• **EXERCISE GOAL**
Convert every line in the listing below into a numbered list, leaving out any blank lines.

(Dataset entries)

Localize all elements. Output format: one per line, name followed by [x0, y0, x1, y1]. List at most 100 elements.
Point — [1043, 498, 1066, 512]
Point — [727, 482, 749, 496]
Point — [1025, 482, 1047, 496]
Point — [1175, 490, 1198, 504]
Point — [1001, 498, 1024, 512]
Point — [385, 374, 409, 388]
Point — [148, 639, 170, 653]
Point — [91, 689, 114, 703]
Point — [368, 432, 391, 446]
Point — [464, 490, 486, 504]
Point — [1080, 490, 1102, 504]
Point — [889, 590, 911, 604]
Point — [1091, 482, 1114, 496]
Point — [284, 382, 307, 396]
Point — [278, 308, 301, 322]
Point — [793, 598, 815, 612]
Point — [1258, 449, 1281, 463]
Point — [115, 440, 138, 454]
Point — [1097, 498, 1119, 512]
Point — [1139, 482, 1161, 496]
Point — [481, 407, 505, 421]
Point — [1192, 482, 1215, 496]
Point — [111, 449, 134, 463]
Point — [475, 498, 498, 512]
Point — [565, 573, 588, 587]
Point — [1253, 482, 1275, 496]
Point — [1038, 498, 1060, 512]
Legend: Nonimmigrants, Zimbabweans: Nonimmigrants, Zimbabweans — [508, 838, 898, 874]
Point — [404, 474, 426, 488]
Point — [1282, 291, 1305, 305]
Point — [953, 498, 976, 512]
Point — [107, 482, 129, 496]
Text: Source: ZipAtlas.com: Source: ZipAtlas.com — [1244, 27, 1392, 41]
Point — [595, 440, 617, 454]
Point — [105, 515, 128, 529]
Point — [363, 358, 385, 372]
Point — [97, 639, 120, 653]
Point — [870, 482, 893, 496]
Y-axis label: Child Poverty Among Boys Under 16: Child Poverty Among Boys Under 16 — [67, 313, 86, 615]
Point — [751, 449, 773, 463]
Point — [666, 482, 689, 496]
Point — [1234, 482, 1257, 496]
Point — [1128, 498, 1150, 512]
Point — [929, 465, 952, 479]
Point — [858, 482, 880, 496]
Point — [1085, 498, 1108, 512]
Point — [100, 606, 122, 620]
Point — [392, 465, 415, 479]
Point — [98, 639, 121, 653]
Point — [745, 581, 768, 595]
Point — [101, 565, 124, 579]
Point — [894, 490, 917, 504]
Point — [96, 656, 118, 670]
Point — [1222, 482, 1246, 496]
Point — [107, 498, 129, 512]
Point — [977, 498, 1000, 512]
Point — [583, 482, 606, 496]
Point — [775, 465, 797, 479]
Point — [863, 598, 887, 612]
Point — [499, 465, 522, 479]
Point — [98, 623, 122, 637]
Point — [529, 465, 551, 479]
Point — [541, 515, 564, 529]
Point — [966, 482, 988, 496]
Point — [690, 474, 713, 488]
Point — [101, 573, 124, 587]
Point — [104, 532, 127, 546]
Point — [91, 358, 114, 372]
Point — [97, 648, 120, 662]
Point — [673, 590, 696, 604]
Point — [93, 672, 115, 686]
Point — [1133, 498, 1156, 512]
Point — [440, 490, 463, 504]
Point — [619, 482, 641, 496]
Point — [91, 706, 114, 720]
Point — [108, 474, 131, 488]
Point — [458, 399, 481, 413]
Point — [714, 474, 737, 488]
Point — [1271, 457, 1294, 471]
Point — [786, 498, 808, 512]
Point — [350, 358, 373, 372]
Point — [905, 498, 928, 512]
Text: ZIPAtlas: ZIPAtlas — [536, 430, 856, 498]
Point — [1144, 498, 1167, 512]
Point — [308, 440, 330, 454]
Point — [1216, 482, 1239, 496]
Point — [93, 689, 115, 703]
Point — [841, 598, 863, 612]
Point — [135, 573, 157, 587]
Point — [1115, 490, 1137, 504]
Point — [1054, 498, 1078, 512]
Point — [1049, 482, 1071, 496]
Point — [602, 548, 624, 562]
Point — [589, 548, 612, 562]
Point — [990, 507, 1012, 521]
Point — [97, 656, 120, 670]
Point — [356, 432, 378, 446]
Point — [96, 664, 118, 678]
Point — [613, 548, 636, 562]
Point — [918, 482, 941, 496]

• **WRITTEN REPLY**
1. Localize all elements. Output format: one per line, name followed by [x0, y0, x1, y1]. List at most 100 elements.
2. Point — [1043, 498, 1066, 512]
3. Point — [727, 482, 749, 496]
4. Point — [1025, 482, 1047, 496]
5. Point — [1175, 490, 1198, 504]
6. Point — [1001, 498, 1024, 512]
7. Point — [385, 374, 409, 388]
8. Point — [148, 639, 170, 653]
9. Point — [91, 689, 114, 703]
10. Point — [368, 432, 391, 446]
11. Point — [464, 490, 486, 504]
12. Point — [1080, 490, 1102, 504]
13. Point — [889, 590, 911, 604]
14. Point — [1091, 482, 1114, 496]
15. Point — [284, 382, 307, 396]
16. Point — [278, 308, 301, 322]
17. Point — [793, 598, 815, 612]
18. Point — [1258, 449, 1281, 463]
19. Point — [115, 440, 138, 454]
20. Point — [1097, 498, 1119, 512]
21. Point — [1139, 482, 1161, 496]
22. Point — [481, 407, 505, 421]
23. Point — [1192, 482, 1215, 496]
24. Point — [111, 449, 134, 463]
25. Point — [475, 498, 498, 512]
26. Point — [565, 573, 588, 587]
27. Point — [1253, 482, 1275, 496]
28. Point — [1038, 498, 1060, 512]
29. Legend: Nonimmigrants, Zimbabweans: Nonimmigrants, Zimbabweans — [508, 838, 898, 874]
30. Point — [404, 474, 426, 488]
31. Point — [1282, 291, 1305, 305]
32. Point — [953, 498, 976, 512]
33. Point — [107, 482, 129, 496]
34. Text: Source: ZipAtlas.com: Source: ZipAtlas.com — [1244, 27, 1392, 41]
35. Point — [595, 440, 617, 454]
36. Point — [105, 515, 128, 529]
37. Point — [363, 358, 385, 372]
38. Point — [97, 639, 120, 653]
39. Point — [870, 482, 893, 496]
40. Y-axis label: Child Poverty Among Boys Under 16: Child Poverty Among Boys Under 16 — [67, 313, 86, 615]
41. Point — [751, 449, 773, 463]
42. Point — [666, 482, 689, 496]
43. Point — [1234, 482, 1257, 496]
44. Point — [1128, 498, 1150, 512]
45. Point — [929, 465, 952, 479]
46. Point — [858, 482, 880, 496]
47. Point — [1085, 498, 1108, 512]
48. Point — [100, 606, 122, 620]
49. Point — [392, 465, 415, 479]
50. Point — [98, 639, 121, 653]
51. Point — [745, 581, 768, 595]
52. Point — [101, 565, 124, 579]
53. Point — [894, 490, 917, 504]
54. Point — [96, 656, 118, 670]
55. Point — [1222, 482, 1246, 496]
56. Point — [107, 498, 129, 512]
57. Point — [977, 498, 1000, 512]
58. Point — [583, 482, 606, 496]
59. Point — [775, 465, 797, 479]
60. Point — [863, 598, 887, 612]
61. Point — [499, 465, 522, 479]
62. Point — [98, 623, 122, 637]
63. Point — [529, 465, 551, 479]
64. Point — [541, 515, 564, 529]
65. Point — [966, 482, 988, 496]
66. Point — [690, 474, 713, 488]
67. Point — [101, 573, 124, 587]
68. Point — [104, 532, 127, 546]
69. Point — [91, 358, 114, 372]
70. Point — [97, 648, 120, 662]
71. Point — [673, 590, 696, 604]
72. Point — [93, 672, 115, 686]
73. Point — [1133, 498, 1156, 512]
74. Point — [440, 490, 463, 504]
75. Point — [619, 482, 641, 496]
76. Point — [91, 706, 114, 720]
77. Point — [108, 474, 131, 488]
78. Point — [458, 399, 481, 413]
79. Point — [714, 474, 737, 488]
80. Point — [1271, 457, 1294, 471]
81. Point — [786, 498, 808, 512]
82. Point — [350, 358, 373, 372]
83. Point — [905, 498, 928, 512]
84. Text: ZIPAtlas: ZIPAtlas — [536, 430, 856, 498]
85. Point — [1144, 498, 1167, 512]
86. Point — [308, 440, 330, 454]
87. Point — [1216, 482, 1239, 496]
88. Point — [93, 689, 115, 703]
89. Point — [841, 598, 863, 612]
90. Point — [135, 573, 157, 587]
91. Point — [1115, 490, 1137, 504]
92. Point — [1054, 498, 1078, 512]
93. Point — [1049, 482, 1071, 496]
94. Point — [602, 548, 624, 562]
95. Point — [589, 548, 612, 562]
96. Point — [990, 507, 1012, 521]
97. Point — [97, 656, 120, 670]
98. Point — [356, 432, 378, 446]
99. Point — [96, 664, 118, 678]
100. Point — [613, 548, 636, 562]
101. Point — [918, 482, 941, 496]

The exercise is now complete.